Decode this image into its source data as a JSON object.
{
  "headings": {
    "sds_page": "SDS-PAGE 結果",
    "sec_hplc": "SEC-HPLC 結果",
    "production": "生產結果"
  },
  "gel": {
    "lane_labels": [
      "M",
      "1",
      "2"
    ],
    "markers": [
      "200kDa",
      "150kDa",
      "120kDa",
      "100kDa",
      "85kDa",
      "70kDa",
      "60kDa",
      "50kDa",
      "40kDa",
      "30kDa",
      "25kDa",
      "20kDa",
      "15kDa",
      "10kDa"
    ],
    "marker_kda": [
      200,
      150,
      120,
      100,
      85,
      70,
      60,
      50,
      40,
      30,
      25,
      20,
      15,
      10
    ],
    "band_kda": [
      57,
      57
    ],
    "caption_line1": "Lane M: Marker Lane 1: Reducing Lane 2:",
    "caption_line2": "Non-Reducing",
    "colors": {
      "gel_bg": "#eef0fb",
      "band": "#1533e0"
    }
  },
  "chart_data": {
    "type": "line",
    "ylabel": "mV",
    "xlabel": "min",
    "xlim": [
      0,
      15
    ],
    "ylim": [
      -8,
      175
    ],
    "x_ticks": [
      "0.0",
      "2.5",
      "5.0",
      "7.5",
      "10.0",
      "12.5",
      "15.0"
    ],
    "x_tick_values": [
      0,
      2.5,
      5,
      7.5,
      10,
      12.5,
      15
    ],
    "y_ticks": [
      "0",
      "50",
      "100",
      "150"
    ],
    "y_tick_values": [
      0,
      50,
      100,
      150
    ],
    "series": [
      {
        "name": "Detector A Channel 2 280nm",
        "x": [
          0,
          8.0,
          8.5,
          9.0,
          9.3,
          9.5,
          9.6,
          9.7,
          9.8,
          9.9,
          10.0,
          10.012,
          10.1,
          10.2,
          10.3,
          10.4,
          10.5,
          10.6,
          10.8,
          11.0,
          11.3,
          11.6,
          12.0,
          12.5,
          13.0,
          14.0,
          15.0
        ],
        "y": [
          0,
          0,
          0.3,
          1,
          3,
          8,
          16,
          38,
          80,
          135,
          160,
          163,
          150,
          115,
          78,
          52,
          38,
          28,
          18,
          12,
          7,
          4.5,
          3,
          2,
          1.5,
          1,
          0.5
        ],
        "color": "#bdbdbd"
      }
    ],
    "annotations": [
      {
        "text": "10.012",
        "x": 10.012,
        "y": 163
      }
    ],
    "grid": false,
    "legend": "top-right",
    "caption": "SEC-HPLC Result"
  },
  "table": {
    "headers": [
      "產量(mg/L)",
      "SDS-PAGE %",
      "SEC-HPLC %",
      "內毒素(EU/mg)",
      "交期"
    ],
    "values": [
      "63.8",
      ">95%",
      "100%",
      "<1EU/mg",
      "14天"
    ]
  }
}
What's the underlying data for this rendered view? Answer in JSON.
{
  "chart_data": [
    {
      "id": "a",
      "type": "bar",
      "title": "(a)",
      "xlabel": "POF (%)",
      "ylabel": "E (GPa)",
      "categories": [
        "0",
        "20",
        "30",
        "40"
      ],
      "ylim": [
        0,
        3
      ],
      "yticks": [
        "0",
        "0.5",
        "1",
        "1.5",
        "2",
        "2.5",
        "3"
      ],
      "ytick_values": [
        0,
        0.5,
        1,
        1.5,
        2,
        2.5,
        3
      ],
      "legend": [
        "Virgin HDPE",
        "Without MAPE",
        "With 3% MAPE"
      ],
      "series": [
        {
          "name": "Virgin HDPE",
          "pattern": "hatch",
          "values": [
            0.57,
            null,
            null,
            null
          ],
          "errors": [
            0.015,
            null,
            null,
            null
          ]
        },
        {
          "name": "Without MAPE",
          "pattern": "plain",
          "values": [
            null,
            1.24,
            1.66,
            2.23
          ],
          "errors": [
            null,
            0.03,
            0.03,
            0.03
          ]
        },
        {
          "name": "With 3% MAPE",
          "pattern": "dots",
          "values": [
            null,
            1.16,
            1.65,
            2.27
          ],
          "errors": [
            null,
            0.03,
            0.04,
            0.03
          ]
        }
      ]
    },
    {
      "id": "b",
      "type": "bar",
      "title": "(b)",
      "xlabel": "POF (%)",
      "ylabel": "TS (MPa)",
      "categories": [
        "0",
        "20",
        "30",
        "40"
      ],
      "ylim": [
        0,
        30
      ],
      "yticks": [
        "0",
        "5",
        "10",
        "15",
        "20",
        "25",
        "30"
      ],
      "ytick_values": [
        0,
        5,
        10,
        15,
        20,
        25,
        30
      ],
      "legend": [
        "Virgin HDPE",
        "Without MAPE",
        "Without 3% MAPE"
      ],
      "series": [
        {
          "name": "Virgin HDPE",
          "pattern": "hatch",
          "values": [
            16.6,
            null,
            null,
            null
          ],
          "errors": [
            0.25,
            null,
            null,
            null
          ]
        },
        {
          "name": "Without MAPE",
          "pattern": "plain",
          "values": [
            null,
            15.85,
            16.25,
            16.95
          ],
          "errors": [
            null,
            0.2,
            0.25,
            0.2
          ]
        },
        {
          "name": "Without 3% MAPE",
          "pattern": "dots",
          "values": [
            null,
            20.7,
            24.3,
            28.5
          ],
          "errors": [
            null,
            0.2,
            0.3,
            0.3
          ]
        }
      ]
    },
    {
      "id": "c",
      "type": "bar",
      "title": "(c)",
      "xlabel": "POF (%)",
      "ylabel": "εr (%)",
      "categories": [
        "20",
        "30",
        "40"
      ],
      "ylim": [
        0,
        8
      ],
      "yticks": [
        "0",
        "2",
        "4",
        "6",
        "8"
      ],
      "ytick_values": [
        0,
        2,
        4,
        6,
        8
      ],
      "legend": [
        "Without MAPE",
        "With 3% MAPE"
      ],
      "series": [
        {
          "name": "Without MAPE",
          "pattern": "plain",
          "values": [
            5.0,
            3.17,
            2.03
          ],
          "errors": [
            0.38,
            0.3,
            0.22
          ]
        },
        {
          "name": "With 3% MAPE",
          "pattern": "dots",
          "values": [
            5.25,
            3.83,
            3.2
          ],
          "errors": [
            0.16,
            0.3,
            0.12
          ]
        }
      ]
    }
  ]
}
---+---
--- What is expected ---
Retype all the records, matching them exactly.

--- Full output ---
Decode this image into its source data as a JSON object.
{
  "headings": {
    "sds_page": "SDS-PAGE 結果",
    "sec_hplc": "SEC-HPLC 結果",
    "production": "生產結果"
  },
  "gel": {
    "lane_labels": [
      "M",
      "1",
      "2"
    ],
    "markers": [
      "200kDa",
      "150kDa",
      "120kDa",
      "100kDa",
      "85kDa",
      "70kDa",
      "60kDa",
      "50kDa",
      "40kDa",
      "30kDa",
      "25kDa",
      "20kDa",
      "15kDa",
      "10kDa"
    ],
    "marker_kda": [
      200,
      150,
      120,
      100,
      85,
      70,
      60,
      50,
      40,
      30,
      25,
      20,
      15,
      10
    ],
    "band_kda": [
      57,
      57
    ],
    "caption_line1": "Lane M: Marker Lane 1: Reducing Lane 2:",
    "caption_line2": "Non-Reducing",
    "colors": {
      "gel_bg": "#eef0fb",
      "band": "#1533e0"
    }
  },
  "chart_data": {
    "type": "line",
    "ylabel": "mV",
    "xlabel": "min",
    "xlim": [
      0,
      15
    ],
    "ylim": [
      -8,
      175
    ],
    "x_ticks": [
      "0.0",
      "2.5",
      "5.0",
      "7.5",
      "10.0",
      "12.5",
      "15.0"
    ],
    "x_tick_values": [
      0,
      2.5,
      5,
      7.5,
      10,
      12.5,
      15
    ],
    "y_ticks": [
      "0",
      "50",
      "100",
      "150"
    ],
    "y_tick_values": [
      0,
      50,
      100,
      150
    ],
    "series": [
      {
        "name": "Detector A Channel 2 280nm",
        "x": [
          0,
          8.0,
          8.5,
          9.0,
          9.3,
          9.5,
          9.6,
          9.7,
          9.8,
          9.9,
          10.0,
          10.012,
          10.1,
          10.2,
          10.3,
          10.4,
          10.5,
          10.6,
          10.8,
          11.0,
          11.3,
          11.6,
          12.0,
          12.5,
          13.0,
          14.0,
          15.0
        ],
        "y": [
          0,
          0,
          0.3,
          1,
          3,
          8,
          16,
          38,
          80,
          135,
          160,
          163,
          150,
          115,
          78,
          52,
          38,
          28,
          18,
          12,
          7,
          4.5,
          3,
          2,
          1.5,
          1,
          0.5
        ],
        "color": "#bdbdbd"
      }
    ],
    "annotations": [
      {
        "text": "10.012",
        "x": 10.012,
        "y": 163
      }
    ],
    "grid": false,
    "legend": "top-right",
    "caption": "SEC-HPLC Result"
  },
  "table": {
    "headers": [
      "產量(mg/L)",
      "SDS-PAGE %",
      "SEC-HPLC %",
      "內毒素(EU/mg)",
      "交期"
    ],
    "values": [
      "63.8",
      ">95%",
      "100%",
      "<1EU/mg",
      "14天"
    ]
  }
}
What's the underlying data for this rendered view? Answer in JSON.
{
  "chart_data": [
    {
      "id": "a",
      "type": "bar",
      "title": "(a)",
      "xlabel": "POF (%)",
      "ylabel": "E (GPa)",
      "categories": [
        "0",
        "20",
        "30",
        "40"
      ],
      "ylim": [
        0,
        3
      ],
      "yticks": [
        "0",
        "0.5",
        "1",
        "1.5",
        "2",
        "2.5",
        "3"
      ],
      "ytick_values": [
        0,
        0.5,
        1,
        1.5,
        2,
        2.5,
        3
      ],
      "legend": [
        "Virgin HDPE",
        "Without MAPE",
        "With 3% MAPE"
      ],
      "series": [
        {
          "name": "Virgin HDPE",
          "pattern": "hatch",
          "values": [
            0.57,
            null,
            null,
            null
          ],
          "errors": [
            0.015,
            null,
            null,
            null
          ]
        },
        {
          "name": "Without MAPE",
          "pattern": "plain",
          "values": [
            null,
            1.24,
            1.66,
            2.23
          ],
          "errors": [
            null,
            0.03,
            0.03,
            0.03
          ]
        },
        {
          "name": "With 3% MAPE",
          "pattern": "dots",
          "values": [
            null,
            1.16,
            1.65,
            2.27
          ],
          "errors": [
            null,
            0.03,
            0.04,
            0.03
          ]
        }
      ]
    },
    {
      "id": "b",
      "type": "bar",
      "title": "(b)",
      "xlabel": "POF (%)",
      "ylabel": "TS (MPa)",
      "categories": [
        "0",
        "20",
        "30",
        "40"
      ],
      "ylim": [
        0,
        30
      ],
      "yticks": [
        "0",
        "5",
        "10",
        "15",
        "20",
        "25",
        "30"
      ],
      "ytick_values": [
        0,
        5,
        10,
        15,
        20,
        25,
        30
      ],
      "legend": [
        "Virgin HDPE",
        "Without MAPE",
        "Without 3% MAPE"
      ],
      "series": [
        {
          "name": "Virgin HDPE",
          "pattern": "hatch",
          "values": [
            16.6,
            null,
            null,
            null
          ],
          "errors": [
            0.25,
            null,
            null,
            null
          ]
        },
        {
          "name": "Without MAPE",
          "pattern": "plain",
          "values": [
            null,
            15.85,
            16.25,
            16.95
          ],
          "errors": [
            null,
            0.2,
            0.25,
            0.2
          ]
        },
        {
          "name": "Without 3% MAPE",
          "pattern": "dots",
          "values": [
            null,
            20.7,
            24.3,
            28.5
          ],
          "errors": [
            null,
            0.2,
            0.3,
            0.3
          ]
        }
      ]
    },
    {
      "id": "c",
      "type": "bar",
      "title": "(c)",
      "xlabel": "POF (%)",
      "ylabel": "εr (%)",
      "categories": [
        "20",
        "30",
        "40"
      ],
      "ylim": [
        0,
        8
      ],
      "yticks": [
        "0",
        "2",
        "4",
        "6",
        "8"
      ],
      "ytick_values": [
        0,
        2,
        4,
        6,
        8
      ],
      "legend": [
        "Without MAPE",
        "With 3% MAPE"
      ],
      "series": [
        {
          "name": "Without MAPE",
          "pattern": "plain",
          "values": [
            5.0,
            3.17,
            2.03
          ],
          "errors": [
            0.38,
            0.3,
            0.22
          ]
        },
        {
          "name": "With 3% MAPE",
          "pattern": "dots",
          "values": [
            5.25,
            3.83,
            3.2
          ],
          "errors": [
            0.16,
            0.3,
            0.12
          ]
        }
      ]
    }
  ]
}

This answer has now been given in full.